[Source data]
★ ★ ★

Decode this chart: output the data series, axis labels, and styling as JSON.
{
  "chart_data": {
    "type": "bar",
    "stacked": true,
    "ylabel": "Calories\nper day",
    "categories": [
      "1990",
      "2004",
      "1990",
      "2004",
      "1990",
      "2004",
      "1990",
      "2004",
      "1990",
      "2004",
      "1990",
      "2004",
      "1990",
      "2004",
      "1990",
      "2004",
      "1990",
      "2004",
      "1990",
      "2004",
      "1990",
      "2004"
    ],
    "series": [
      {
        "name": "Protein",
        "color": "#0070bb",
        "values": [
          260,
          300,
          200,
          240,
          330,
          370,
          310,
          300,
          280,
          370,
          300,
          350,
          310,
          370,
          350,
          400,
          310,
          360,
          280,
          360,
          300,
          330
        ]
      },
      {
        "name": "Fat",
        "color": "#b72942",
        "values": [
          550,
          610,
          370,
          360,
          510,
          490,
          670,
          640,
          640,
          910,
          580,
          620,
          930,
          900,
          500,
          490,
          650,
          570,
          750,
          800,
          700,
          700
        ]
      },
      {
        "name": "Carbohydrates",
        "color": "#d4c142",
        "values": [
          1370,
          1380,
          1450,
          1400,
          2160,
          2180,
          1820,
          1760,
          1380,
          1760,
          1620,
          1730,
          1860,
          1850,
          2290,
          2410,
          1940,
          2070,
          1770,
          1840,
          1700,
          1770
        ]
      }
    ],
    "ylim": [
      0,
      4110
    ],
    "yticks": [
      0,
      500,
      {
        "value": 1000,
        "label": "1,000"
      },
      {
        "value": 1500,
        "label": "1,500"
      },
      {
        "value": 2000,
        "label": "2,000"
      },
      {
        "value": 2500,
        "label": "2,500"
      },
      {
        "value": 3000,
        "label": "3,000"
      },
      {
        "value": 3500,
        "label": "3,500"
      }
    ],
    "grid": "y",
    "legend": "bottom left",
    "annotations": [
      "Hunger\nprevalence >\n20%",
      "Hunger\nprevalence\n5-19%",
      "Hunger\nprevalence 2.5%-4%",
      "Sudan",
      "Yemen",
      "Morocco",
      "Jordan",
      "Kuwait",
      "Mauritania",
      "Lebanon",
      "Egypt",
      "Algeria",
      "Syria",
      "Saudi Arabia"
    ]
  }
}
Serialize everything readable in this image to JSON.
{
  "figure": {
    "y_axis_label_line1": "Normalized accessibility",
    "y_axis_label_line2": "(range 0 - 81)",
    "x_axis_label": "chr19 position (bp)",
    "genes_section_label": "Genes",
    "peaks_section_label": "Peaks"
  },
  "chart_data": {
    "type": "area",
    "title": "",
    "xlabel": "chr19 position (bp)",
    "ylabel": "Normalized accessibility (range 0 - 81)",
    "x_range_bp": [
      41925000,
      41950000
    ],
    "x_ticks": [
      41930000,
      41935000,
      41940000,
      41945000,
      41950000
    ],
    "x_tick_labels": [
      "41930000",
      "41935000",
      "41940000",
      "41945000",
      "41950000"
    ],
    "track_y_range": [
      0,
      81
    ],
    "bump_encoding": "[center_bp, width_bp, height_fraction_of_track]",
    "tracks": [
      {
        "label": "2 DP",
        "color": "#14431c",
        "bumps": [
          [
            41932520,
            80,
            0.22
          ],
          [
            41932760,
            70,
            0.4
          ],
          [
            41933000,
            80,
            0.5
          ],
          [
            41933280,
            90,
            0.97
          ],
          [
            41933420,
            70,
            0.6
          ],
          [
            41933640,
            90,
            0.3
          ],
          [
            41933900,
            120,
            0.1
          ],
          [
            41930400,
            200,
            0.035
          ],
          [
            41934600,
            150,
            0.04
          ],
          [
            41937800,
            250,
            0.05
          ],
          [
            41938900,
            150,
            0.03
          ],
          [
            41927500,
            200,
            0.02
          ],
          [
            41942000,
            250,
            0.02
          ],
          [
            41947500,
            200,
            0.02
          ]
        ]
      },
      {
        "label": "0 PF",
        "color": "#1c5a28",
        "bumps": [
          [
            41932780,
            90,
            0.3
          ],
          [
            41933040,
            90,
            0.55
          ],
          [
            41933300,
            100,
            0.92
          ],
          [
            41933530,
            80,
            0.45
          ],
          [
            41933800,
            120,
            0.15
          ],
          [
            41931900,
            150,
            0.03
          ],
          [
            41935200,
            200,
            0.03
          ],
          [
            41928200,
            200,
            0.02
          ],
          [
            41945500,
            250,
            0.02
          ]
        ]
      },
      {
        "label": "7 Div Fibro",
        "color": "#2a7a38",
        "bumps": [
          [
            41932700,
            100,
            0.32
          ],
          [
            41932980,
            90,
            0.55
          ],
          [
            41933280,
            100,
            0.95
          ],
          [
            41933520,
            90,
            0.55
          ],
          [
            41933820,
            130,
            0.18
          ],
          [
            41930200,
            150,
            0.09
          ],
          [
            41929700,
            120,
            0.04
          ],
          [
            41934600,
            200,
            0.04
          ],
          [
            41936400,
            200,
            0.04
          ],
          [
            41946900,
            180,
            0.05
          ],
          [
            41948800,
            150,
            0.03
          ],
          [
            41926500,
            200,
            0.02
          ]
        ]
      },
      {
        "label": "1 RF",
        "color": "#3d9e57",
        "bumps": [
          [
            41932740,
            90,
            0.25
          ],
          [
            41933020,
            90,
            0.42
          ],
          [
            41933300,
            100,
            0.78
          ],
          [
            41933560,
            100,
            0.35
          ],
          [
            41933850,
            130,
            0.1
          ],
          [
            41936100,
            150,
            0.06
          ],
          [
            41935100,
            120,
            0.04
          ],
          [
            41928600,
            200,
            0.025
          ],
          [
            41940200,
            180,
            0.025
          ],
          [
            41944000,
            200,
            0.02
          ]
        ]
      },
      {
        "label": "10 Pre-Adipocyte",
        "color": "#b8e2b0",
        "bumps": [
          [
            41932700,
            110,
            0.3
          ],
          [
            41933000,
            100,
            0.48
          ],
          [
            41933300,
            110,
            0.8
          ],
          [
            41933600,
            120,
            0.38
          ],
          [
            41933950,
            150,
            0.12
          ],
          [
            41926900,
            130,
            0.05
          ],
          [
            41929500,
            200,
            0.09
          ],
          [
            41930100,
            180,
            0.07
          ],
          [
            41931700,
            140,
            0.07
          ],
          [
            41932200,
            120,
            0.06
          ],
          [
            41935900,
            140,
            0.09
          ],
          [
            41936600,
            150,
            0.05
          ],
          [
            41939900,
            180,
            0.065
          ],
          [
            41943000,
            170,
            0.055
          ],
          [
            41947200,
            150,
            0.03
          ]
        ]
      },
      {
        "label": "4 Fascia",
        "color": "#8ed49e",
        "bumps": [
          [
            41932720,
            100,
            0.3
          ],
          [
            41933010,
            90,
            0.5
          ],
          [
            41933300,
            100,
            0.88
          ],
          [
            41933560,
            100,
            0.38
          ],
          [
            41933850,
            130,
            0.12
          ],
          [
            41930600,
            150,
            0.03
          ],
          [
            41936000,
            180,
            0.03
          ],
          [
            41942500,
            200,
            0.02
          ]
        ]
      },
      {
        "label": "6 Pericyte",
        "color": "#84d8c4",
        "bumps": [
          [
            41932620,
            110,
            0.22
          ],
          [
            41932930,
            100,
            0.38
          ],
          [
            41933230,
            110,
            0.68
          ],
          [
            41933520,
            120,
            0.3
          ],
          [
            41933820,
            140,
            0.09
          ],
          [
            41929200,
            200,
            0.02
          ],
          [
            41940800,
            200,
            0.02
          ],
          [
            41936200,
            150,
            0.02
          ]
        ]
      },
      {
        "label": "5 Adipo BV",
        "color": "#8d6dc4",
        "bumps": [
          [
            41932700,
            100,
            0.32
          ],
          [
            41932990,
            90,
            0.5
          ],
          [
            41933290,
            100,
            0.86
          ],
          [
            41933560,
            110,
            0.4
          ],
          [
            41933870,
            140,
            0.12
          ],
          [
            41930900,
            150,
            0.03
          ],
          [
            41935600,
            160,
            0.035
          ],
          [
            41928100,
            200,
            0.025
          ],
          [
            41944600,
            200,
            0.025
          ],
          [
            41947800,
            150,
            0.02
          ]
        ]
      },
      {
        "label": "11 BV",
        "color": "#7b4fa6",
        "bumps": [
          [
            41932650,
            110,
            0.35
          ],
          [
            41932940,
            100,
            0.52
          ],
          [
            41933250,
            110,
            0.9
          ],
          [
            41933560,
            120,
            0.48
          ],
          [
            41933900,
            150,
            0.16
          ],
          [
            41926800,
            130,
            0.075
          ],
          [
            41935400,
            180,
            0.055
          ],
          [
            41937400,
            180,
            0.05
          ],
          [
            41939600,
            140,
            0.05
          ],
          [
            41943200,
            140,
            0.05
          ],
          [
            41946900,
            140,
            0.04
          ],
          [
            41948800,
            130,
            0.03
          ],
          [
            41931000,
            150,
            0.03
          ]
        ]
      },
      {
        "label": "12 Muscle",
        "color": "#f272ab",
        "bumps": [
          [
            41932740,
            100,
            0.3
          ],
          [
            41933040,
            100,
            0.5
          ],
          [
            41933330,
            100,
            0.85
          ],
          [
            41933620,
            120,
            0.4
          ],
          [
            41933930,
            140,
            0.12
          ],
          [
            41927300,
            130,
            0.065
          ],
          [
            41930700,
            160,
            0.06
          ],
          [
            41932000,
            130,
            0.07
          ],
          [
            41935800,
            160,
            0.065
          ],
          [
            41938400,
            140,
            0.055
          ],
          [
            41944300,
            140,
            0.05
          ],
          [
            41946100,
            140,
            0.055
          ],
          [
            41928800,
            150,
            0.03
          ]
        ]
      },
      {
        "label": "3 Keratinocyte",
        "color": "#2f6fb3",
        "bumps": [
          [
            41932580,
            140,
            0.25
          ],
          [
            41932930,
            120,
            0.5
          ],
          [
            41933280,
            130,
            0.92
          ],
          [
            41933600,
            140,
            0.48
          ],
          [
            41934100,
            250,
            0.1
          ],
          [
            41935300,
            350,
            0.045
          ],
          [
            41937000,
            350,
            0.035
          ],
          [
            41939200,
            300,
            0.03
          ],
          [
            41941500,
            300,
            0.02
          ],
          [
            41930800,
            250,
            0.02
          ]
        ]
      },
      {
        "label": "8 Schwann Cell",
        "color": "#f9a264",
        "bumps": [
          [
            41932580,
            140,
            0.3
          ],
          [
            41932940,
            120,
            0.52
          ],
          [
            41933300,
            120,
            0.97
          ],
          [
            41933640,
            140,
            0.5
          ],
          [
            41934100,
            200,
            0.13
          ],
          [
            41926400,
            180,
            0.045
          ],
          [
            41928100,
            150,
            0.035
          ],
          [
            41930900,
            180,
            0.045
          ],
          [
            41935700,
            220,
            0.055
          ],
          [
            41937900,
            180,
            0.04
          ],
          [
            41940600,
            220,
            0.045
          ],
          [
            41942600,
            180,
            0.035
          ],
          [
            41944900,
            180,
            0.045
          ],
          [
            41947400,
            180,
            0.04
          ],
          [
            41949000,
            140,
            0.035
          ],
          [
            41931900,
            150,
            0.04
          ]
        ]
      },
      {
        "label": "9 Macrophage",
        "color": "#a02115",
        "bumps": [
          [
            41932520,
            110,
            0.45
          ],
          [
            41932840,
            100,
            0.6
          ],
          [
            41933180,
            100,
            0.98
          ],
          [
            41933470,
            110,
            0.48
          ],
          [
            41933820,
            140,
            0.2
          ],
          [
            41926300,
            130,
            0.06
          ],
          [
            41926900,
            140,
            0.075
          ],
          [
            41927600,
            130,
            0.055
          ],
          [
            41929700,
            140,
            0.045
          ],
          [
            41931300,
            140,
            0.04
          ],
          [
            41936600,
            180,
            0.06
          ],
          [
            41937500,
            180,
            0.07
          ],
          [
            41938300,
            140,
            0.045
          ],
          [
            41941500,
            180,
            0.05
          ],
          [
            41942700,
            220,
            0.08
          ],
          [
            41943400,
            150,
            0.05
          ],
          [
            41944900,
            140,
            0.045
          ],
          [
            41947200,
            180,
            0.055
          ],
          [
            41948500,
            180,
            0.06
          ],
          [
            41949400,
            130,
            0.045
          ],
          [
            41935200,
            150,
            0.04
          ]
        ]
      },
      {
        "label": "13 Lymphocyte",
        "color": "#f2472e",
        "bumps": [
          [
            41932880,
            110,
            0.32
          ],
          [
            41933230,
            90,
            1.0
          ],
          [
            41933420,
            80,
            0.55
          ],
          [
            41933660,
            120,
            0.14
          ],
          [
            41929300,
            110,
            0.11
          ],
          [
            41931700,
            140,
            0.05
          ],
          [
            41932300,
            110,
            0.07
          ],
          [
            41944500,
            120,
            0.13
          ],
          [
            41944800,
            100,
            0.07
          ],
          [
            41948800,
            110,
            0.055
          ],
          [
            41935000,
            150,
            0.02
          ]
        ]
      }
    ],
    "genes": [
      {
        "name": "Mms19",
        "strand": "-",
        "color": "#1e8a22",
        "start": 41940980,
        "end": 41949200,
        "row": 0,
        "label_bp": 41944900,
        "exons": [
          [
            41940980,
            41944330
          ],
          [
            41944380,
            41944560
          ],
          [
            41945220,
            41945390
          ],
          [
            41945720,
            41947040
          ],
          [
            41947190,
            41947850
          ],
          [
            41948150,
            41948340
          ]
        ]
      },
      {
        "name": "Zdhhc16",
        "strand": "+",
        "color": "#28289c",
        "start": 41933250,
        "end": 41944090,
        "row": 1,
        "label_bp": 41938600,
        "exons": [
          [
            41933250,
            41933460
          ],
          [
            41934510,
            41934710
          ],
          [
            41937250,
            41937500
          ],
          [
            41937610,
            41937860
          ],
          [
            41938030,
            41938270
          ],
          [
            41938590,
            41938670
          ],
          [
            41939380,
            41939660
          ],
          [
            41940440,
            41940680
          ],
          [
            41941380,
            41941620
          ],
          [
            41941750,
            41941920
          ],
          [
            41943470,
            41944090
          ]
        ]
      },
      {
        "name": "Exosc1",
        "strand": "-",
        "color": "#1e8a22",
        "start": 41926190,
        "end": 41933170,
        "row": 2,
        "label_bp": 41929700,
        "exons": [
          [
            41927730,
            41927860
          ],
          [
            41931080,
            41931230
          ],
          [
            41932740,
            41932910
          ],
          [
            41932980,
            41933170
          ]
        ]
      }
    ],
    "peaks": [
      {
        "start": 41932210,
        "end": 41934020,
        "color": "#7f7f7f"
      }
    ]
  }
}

★ ★ ★

What you are asked to do: Which lines above hold the word "series"? Copy each of them.

Exercise response:
Decode this chart: output the data series, axis labels, and styling as JSON.
    "series": [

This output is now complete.